# Given task
Each entry below should be written out exactly as it is, with no pictures.

# Extracted entries
————————
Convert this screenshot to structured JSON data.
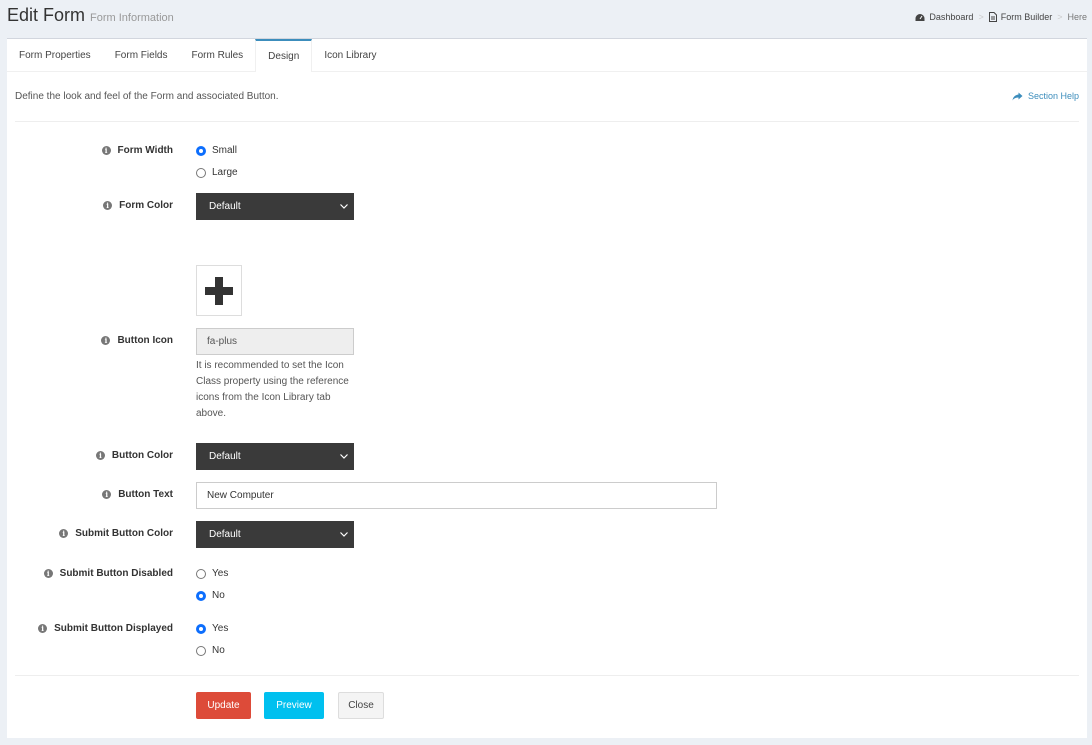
{
  "header": {
    "title": "Edit Form",
    "subtitle": "Form Information",
    "breadcrumb": [
      {
        "label": "Dashboard",
        "icon": "dashboard-icon"
      },
      {
        "label": "Form Builder",
        "icon": "file-icon"
      },
      {
        "label": "Here"
      }
    ]
  },
  "tabs": [
    {
      "label": "Form Properties",
      "active": false
    },
    {
      "label": "Form Fields",
      "active": false
    },
    {
      "label": "Form Rules",
      "active": false
    },
    {
      "label": "Design",
      "active": true
    },
    {
      "label": "Icon Library",
      "active": false
    }
  ],
  "section": {
    "description": "Define the look and feel of the Form and associated Button.",
    "help_label": "Section Help"
  },
  "form": {
    "form_width": {
      "label": "Form Width",
      "options": [
        "Small",
        "Large"
      ],
      "selected": "Small"
    },
    "form_color": {
      "label": "Form Color",
      "value": "Default"
    },
    "button_icon": {
      "label": "Button Icon",
      "value": "fa-plus",
      "help": "It is recommended to set the Icon Class property using the reference icons from the Icon Library tab above."
    },
    "button_color": {
      "label": "Button Color",
      "value": "Default"
    },
    "button_text": {
      "label": "Button Text",
      "value": "New Computer"
    },
    "submit_button_color": {
      "label": "Submit Button Color",
      "value": "Default"
    },
    "submit_button_disabled": {
      "label": "Submit Button Disabled",
      "options": [
        "Yes",
        "No"
      ],
      "selected": "No"
    },
    "submit_button_displayed": {
      "label": "Submit Button Displayed",
      "options": [
        "Yes",
        "No"
      ],
      "selected": "Yes"
    }
  },
  "actions": {
    "update": "Update",
    "preview": "Preview",
    "close": "Close"
  },
  "colors": {
    "update": "#dd4b39",
    "preview": "#00c0ef",
    "accent": "#3c8dbc",
    "select_bg": "#3a3a3a"
  }
}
————————
# The response
Convert this screenshot to structured JSON data.
{
  "header": {
    "title": "Edit Form",
    "subtitle": "Form Information",
    "breadcrumb": [
      {
        "label": "Dashboard",
        "icon": "dashboard-icon"
      },
      {
        "label": "Form Builder",
        "icon": "file-icon"
      },
      {
        "label": "Here"
      }
    ]
  },
  "tabs": [
    {
      "label": "Form Properties",
      "active": false
    },
    {
      "label": "Form Fields",
      "active": false
    },
    {
      "label": "Form Rules",
      "active": false
    },
    {
      "label": "Design",
      "active": true
    },
    {
      "label": "Icon Library",
      "active": false
    }
  ],
  "section": {
    "description": "Define the look and feel of the Form and associated Button.",
    "help_label": "Section Help"
  },
  "form": {
    "form_width": {
      "label": "Form Width",
      "options": [
        "Small",
        "Large"
      ],
      "selected": "Small"
    },
    "form_color": {
      "label": "Form Color",
      "value": "Default"
    },
    "button_icon": {
      "label": "Button Icon",
      "value": "fa-plus",
      "help": "It is recommended to set the Icon Class property using the reference icons from the Icon Library tab above."
    },
    "button_color": {
      "label": "Button Color",
      "value": "Default"
    },
    "button_text": {
      "label": "Button Text",
      "value": "New Computer"
    },
    "submit_button_color": {
      "label": "Submit Button Color",
      "value": "Default"
    },
    "submit_button_disabled": {
      "label": "Submit Button Disabled",
      "options": [
        "Yes",
        "No"
      ],
      "selected": "No"
    },
    "submit_button_displayed": {
      "label": "Submit Button Displayed",
      "options": [
        "Yes",
        "No"
      ],
      "selected": "Yes"
    }
  },
  "actions": {
    "update": "Update",
    "preview": "Preview",
    "close": "Close"
  },
  "colors": {
    "update": "#dd4b39",
    "preview": "#00c0ef",
    "accent": "#3c8dbc",
    "select_bg": "#3a3a3a"
  }
}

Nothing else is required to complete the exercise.